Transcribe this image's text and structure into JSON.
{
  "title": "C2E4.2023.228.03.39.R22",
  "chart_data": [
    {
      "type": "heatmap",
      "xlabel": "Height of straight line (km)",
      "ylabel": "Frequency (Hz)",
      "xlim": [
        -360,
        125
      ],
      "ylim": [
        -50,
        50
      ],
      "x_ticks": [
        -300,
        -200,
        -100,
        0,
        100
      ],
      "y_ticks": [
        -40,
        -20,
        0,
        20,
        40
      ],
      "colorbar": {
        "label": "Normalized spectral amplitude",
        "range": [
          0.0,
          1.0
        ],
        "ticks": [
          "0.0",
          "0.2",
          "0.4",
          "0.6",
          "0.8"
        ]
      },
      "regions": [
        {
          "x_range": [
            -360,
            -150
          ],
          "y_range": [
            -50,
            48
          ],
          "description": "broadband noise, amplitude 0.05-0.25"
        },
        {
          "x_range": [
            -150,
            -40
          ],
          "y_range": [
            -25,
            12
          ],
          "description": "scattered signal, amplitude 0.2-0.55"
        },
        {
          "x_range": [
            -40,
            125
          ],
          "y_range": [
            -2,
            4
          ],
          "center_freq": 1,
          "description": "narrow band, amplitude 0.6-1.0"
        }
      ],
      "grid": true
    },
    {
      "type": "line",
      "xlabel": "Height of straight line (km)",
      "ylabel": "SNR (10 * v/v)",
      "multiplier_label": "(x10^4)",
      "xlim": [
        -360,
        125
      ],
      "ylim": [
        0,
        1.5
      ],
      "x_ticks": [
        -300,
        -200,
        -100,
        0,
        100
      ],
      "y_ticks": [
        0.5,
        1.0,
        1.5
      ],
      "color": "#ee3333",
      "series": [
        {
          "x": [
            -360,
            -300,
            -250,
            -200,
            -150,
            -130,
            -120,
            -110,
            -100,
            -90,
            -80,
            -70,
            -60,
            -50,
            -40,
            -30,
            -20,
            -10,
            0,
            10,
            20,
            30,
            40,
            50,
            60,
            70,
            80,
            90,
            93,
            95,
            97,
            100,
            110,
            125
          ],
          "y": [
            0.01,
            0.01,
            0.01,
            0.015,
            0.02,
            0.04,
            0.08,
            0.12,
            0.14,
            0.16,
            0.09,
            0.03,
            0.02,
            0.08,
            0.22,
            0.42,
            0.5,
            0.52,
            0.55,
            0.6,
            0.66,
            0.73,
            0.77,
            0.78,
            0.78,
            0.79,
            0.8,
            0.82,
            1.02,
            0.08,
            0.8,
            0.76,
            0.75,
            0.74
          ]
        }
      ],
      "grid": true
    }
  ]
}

.....

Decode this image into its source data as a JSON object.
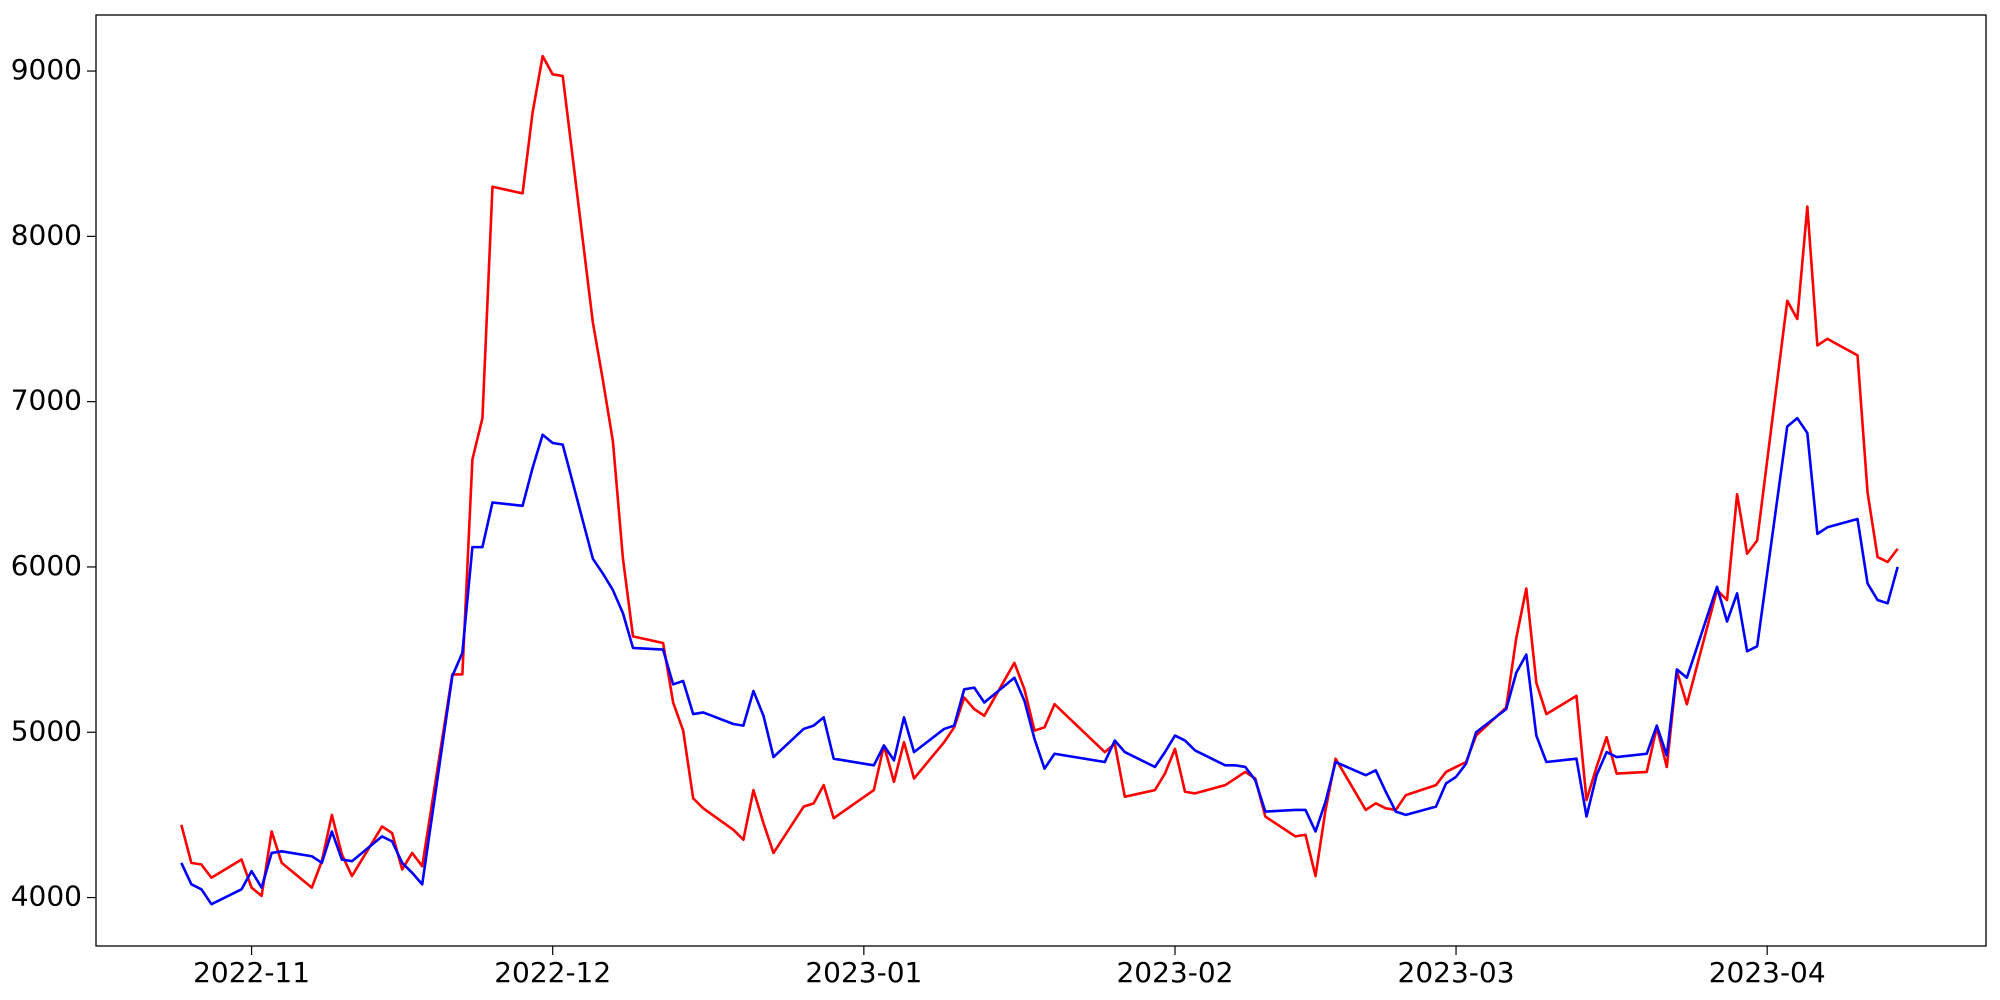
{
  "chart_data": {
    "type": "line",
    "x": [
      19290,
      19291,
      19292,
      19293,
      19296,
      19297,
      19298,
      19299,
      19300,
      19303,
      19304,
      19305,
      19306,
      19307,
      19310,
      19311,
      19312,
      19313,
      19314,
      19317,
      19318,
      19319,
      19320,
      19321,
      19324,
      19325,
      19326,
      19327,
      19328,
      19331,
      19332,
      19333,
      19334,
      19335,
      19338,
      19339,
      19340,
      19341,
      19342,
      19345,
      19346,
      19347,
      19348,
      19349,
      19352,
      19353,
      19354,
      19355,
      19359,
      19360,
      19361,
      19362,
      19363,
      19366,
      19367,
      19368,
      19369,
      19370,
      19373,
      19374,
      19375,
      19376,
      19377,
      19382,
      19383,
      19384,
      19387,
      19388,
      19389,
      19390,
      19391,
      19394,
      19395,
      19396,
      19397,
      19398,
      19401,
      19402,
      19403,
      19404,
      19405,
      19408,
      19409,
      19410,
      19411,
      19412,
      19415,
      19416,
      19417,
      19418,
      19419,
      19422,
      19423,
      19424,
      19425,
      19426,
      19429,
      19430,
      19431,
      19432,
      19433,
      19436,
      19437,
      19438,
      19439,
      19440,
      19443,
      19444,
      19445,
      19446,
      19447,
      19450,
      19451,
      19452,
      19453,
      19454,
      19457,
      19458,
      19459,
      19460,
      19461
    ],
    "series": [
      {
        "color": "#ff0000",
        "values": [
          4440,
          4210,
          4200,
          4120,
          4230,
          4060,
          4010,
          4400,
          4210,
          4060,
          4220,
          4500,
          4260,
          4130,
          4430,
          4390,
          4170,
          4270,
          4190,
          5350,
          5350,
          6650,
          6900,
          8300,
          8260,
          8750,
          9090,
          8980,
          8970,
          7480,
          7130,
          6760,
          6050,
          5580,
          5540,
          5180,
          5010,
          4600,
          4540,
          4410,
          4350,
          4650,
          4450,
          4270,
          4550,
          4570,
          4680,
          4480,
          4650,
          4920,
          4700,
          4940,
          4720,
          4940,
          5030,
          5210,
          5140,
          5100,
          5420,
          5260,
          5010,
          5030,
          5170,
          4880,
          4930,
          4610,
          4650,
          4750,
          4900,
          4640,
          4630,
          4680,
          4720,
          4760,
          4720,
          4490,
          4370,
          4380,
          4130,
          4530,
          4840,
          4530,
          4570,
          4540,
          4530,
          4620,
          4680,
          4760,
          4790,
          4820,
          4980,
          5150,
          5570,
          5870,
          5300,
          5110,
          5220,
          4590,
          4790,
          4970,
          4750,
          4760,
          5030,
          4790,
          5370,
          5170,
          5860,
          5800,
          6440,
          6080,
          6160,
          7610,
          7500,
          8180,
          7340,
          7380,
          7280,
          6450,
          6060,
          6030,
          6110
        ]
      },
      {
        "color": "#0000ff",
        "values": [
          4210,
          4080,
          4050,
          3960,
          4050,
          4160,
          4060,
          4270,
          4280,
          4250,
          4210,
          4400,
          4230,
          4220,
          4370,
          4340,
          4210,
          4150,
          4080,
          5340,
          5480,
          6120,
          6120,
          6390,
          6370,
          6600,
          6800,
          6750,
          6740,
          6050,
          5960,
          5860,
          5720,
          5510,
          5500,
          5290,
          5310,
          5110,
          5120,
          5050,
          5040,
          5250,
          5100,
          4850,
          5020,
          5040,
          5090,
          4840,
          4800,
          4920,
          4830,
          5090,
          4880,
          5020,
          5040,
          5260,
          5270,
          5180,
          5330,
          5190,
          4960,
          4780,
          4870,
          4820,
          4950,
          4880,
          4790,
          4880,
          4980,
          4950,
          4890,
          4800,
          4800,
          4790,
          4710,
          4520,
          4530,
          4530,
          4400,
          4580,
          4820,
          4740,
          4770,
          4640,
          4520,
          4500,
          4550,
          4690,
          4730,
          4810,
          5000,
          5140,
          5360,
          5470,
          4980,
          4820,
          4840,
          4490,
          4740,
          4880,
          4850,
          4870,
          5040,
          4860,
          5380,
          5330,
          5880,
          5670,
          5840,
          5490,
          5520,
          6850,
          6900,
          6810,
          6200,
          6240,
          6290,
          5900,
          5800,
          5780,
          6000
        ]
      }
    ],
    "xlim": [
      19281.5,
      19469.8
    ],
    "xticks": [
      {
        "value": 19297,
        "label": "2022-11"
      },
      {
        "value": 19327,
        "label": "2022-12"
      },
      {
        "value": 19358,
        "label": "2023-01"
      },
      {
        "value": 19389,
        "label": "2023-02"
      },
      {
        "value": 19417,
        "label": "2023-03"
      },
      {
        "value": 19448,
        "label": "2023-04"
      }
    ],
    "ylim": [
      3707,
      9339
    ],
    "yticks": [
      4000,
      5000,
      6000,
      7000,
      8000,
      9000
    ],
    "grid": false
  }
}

.....

▸ **SHORT TASK**
Copy all lines of the material above where the string "image" occurs.

▸ **WORKED ANSWER**
Transcribe this image's text and structure into JSON.
Decode this image into its source data as a JSON object.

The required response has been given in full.